→ **Work to be completed**:
Can you retype the stretch of the passage on labor laws and trade unions from "To state it" through "historically low point?" word for word?

→ **Exercise text**:
━━━━━━━━━━━━━━━━
To state it bluntly, labour laws are a field of class struggle, they always have been, and capital and its politico-legal representatives know this all too well. Whatever rights and benefits that labour laws provided, including Trade Union rights, were all fought for and won by the working class. They were not handed to the working class by enlightened employers and governments, and now that the former is historically at its weakest, the latter have swooped in to take full advantage of it in the form of the 4 labour codes. But why is the working class strength at a historically low point?

It is so because the established Trade Unions have forgotten the fact that labour laws are a field of class struggle, or have wilfully chosen to ignore it for decades. Or may be, they have forsaken class struggle altogether and become comfortable with bourgeois legalism! Trade Unions of different bourgeois parties that do not espouse class struggle are not expected to recognise this fact, they are openly and proudly class-collaborationist. It is the Trade Unions that claim class struggle as their politics, those run by the so-called communist parties that I have a serious problem with. They claim socialism as their goal and class struggle as their path, but openly act in the most opportunist and treacherous way. They have long forsaken class struggle and working class unity for the benefits and comforts that come with selling out to the ruling class. They have systematically inculcated bourgeois legalism and class-collaboration into the trade union movement. Which is why, they have offered no real resistance to the new labour codes, except for yelling “Scrap the 4 labour codes” every now and then. Even when they speak against the labour codes, their main focus is on how the formulation of the codes flouted tri-partite mechanisms, and how it was passed without following due procedure in Parliament. As if that matters to a government hell-bent on changing the entire labour law regime of the country!
━━━━━━━━━━━━━━━━
→ **Given data**:
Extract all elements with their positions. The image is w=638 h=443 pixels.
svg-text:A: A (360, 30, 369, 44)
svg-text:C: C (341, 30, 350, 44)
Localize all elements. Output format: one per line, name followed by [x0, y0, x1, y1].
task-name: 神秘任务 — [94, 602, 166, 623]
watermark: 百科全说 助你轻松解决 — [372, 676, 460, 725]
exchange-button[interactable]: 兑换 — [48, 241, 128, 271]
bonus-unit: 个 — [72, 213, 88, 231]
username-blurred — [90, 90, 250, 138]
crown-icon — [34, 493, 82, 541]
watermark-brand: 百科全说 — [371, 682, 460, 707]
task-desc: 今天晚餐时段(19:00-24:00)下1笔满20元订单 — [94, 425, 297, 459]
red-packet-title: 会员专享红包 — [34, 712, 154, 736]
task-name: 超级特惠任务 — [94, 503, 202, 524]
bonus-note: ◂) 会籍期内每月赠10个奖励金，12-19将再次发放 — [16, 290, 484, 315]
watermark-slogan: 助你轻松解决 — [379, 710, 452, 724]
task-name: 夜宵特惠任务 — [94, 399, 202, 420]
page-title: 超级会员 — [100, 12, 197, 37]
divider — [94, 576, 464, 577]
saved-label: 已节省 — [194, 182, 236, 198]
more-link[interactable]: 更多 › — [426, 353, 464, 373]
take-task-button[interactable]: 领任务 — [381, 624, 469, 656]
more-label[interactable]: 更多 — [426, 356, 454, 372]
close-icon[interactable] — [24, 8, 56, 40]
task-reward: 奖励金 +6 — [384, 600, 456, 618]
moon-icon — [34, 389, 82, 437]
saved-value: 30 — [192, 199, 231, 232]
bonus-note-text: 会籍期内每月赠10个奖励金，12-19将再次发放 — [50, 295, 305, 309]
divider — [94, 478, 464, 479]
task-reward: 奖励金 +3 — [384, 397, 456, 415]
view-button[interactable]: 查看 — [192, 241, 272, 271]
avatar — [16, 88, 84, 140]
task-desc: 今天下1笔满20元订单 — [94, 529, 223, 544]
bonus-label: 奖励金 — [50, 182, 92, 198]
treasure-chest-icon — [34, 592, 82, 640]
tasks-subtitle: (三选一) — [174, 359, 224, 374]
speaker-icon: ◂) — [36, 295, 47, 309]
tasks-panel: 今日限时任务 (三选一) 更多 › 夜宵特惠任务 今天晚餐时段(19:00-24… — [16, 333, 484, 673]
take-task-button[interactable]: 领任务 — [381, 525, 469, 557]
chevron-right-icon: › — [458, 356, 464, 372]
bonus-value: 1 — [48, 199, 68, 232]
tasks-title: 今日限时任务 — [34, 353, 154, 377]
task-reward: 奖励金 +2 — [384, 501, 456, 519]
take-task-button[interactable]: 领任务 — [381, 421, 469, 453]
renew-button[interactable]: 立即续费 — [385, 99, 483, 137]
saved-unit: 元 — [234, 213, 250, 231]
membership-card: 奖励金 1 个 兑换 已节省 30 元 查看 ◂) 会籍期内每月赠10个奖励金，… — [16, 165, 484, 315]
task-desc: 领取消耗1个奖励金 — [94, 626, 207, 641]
━━━━━━━━━━━━━━━━
→ **Answer to the problem**:
To state it bluntly, labour laws are a field of class struggle, they always have been, and capital and its politico-legal representatives know this all too well. Whatever rights and benefits that labour laws provided, including Trade Union rights, were all fought for and won by the working class. They were not handed to the working class by enlightened employers and governments, and now that the former is historically at its weakest, the latter have swooped in to take full advantage of it in the form of the 4 labour codes. But why is the working class strength at a historically low point?